* start RECORDS FOR THE EXERCISE *
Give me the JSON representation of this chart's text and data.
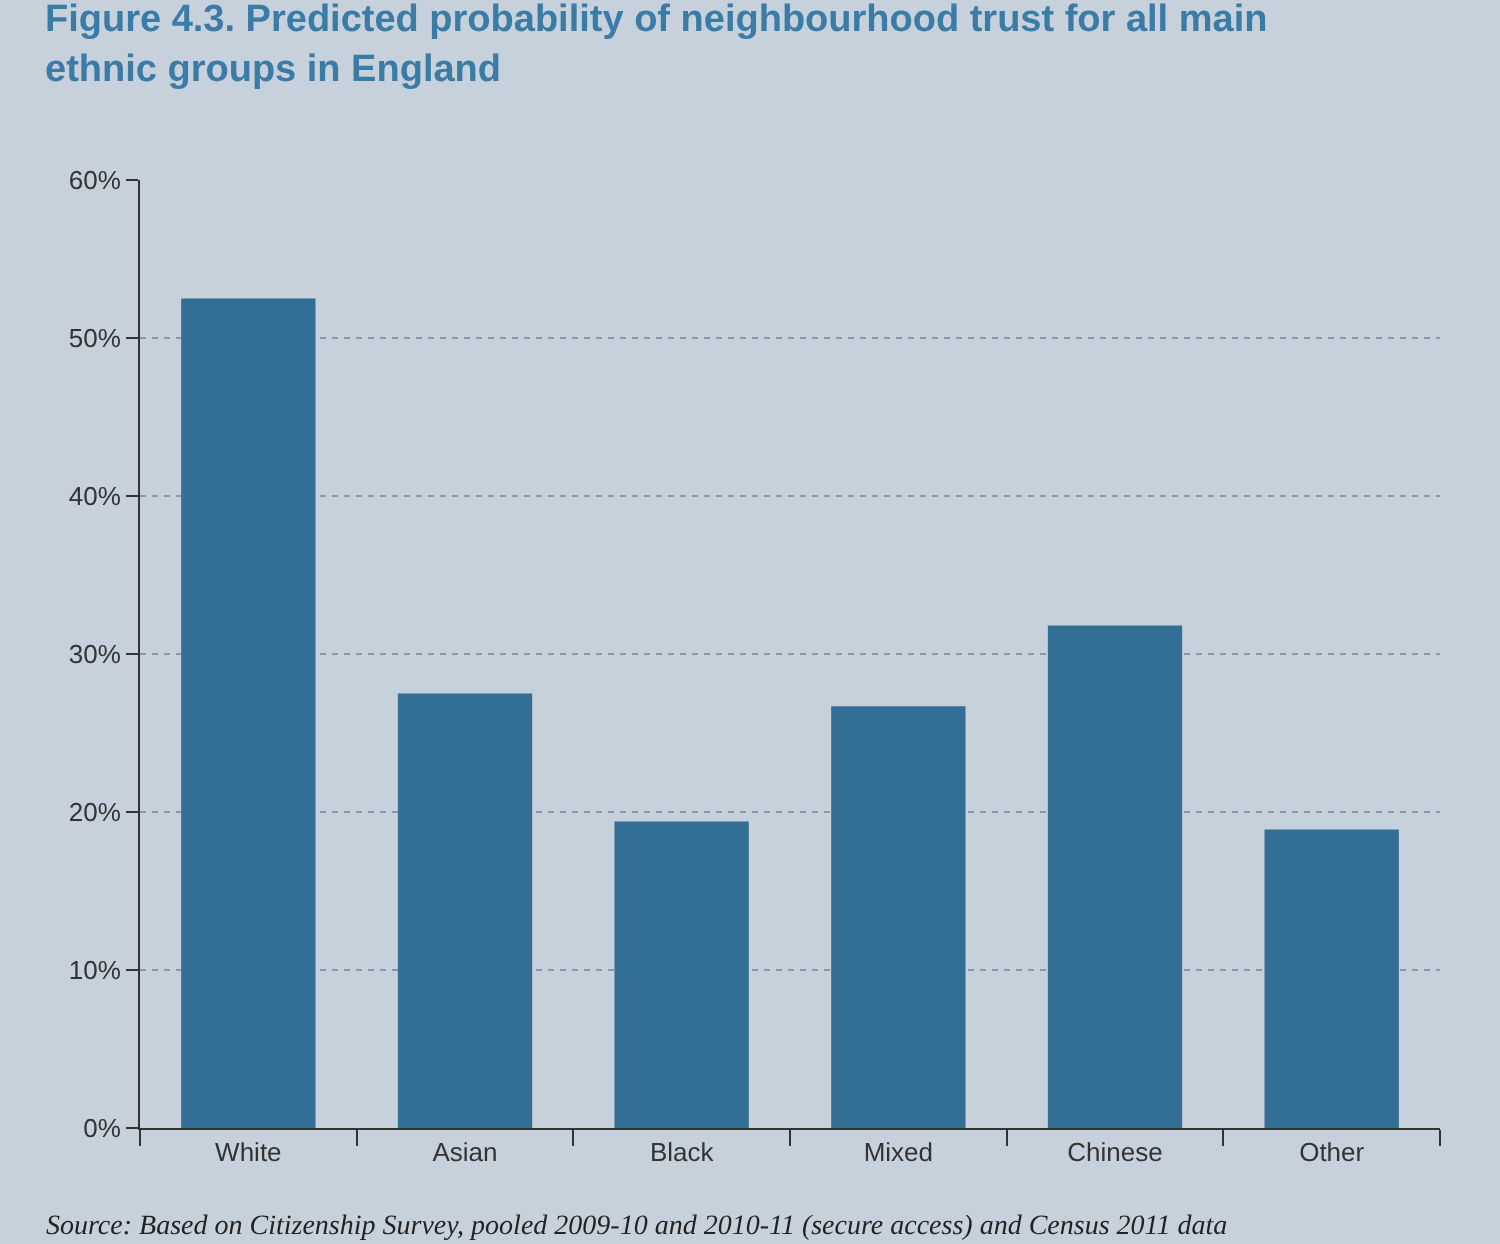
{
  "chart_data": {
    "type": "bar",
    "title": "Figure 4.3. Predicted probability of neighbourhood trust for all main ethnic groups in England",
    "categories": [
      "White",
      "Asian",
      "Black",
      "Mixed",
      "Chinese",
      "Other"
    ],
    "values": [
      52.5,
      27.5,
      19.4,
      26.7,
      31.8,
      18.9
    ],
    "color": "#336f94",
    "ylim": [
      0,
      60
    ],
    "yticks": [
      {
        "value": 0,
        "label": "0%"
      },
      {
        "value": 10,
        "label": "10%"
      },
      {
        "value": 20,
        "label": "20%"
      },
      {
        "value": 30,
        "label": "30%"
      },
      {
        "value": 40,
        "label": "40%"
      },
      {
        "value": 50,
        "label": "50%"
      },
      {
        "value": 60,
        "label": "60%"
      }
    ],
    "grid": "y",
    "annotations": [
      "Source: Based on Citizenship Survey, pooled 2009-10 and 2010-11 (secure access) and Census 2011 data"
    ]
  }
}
* end RECORDS FOR THE EXERCISE *
◆ **GIVEN INSTRUCTION**
From the data, collect all lines where the string "label" appears.

◆ **SOLUTION TO THIS TASK**
        "label": "0%"
        "label": "10%"
        "label": "20%"
        "label": "30%"
        "label": "40%"
        "label": "50%"
        "label": "60%"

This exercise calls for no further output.